● **Short exercise**:
Retype each line exactly. Skip images.

%%

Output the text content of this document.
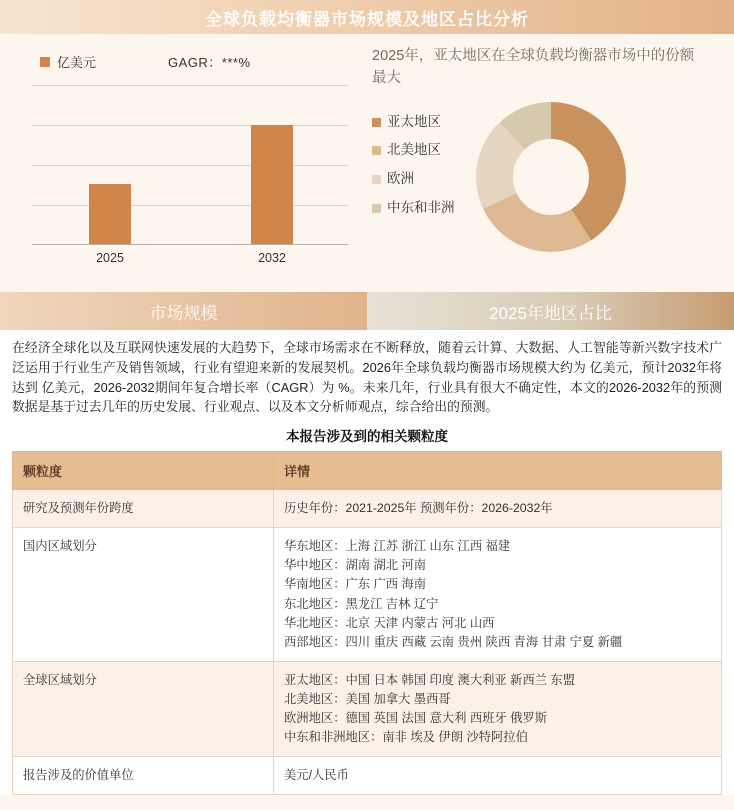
全球负载均衡器市场规模及地区占比分析
亿美元	GAGR：***%
2025	2032
2025年，亚太地区在全球负载均衡器市场中的份额最大
亚太地区
北美地区
欧洲
中东和非洲
市场规模	2025年地区占比
在经济全球化以及互联网快速发展的大趋势下，全球市场需求在不断释放，随着云计算、大数据、人工智能等新兴数字技术广泛运用于行业生产及销售领域，行业有望迎来新的发展契机。2026年全球负载均衡器市场规模大约为 亿美元，预计2032年将达到 亿美元，2026-2032期间年复合增长率（CAGR）为 %。未来几年，行业具有很大不确定性，本文的2026-2032年的预测数据是基于过去几年的历史发展、行业观点、以及本文分析师观点，综合给出的预测。
本报告涉及到的相关颗粒度
颗粒度	详情
研究及预测年份跨度	历史年份：2021-2025年 预测年份：2026-2032年

国内区域划分	华东地区：上海 江苏 浙江 山东 江西 福建
华中地区：湖南 湖北 河南
华南地区：广东 广西 海南
东北地区：黑龙江 吉林 辽宁
华北地区：北京 天津 内蒙古 河北 山西
西部地区：四川 重庆 西藏 云南 贵州 陕西 青海 甘肃 宁夏 新疆

全球区域划分	亚太地区：中国 日本 韩国 印度 澳大利亚 新西兰 东盟
北美地区：美国 加拿大 墨西哥
欧洲地区：德国 英国 法国 意大利 西班牙 俄罗斯
中东和非洲地区：南非 埃及 伊朗 沙特阿拉伯

报告涉及的价值单位	美元/人民币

%%

● **Response to the task**:
Output the text content of this document.
全球负载均衡器市场规模及地区占比分析
亿美元	GAGR：***%
2025	2032
2025年，亚太地区在全球负载均衡器市场中的份额最大
亚太地区
北美地区
欧洲
中东和非洲
市场规模	2025年地区占比
在经济全球化以及互联网快速发展的大趋势下，全球市场需求在不断释放，随着云计算、大数据、人工智能等新兴数字技术广泛运用于行业生产及销售领域，行业有望迎来新的发展契机。2026年全球负载均衡器市场规模大约为 亿美元，预计2032年将达到 亿美元，2026-2032期间年复合增长率（CAGR）为 %。未来几年，行业具有很大不确定性，本文的2026-2032年的预测数据是基于过去几年的历史发展、行业观点、以及本文分析师观点，综合给出的预测。
本报告涉及到的相关颗粒度
颗粒度	详情
研究及预测年份跨度	历史年份：2021-2025年 预测年份：2026-2032年

国内区域划分	华东地区：上海 江苏 浙江 山东 江西 福建
华中地区：湖南 湖北 河南
华南地区：广东 广西 海南
东北地区：黑龙江 吉林 辽宁
华北地区：北京 天津 内蒙古 河北 山西
西部地区：四川 重庆 西藏 云南 贵州 陕西 青海 甘肃 宁夏 新疆

全球区域划分	亚太地区：中国 日本 韩国 印度 澳大利亚 新西兰 东盟
北美地区：美国 加拿大 墨西哥
欧洲地区：德国 英国 法国 意大利 西班牙 俄罗斯
中东和非洲地区：南非 埃及 伊朗 沙特阿拉伯

报告涉及的价值单位	美元/人民币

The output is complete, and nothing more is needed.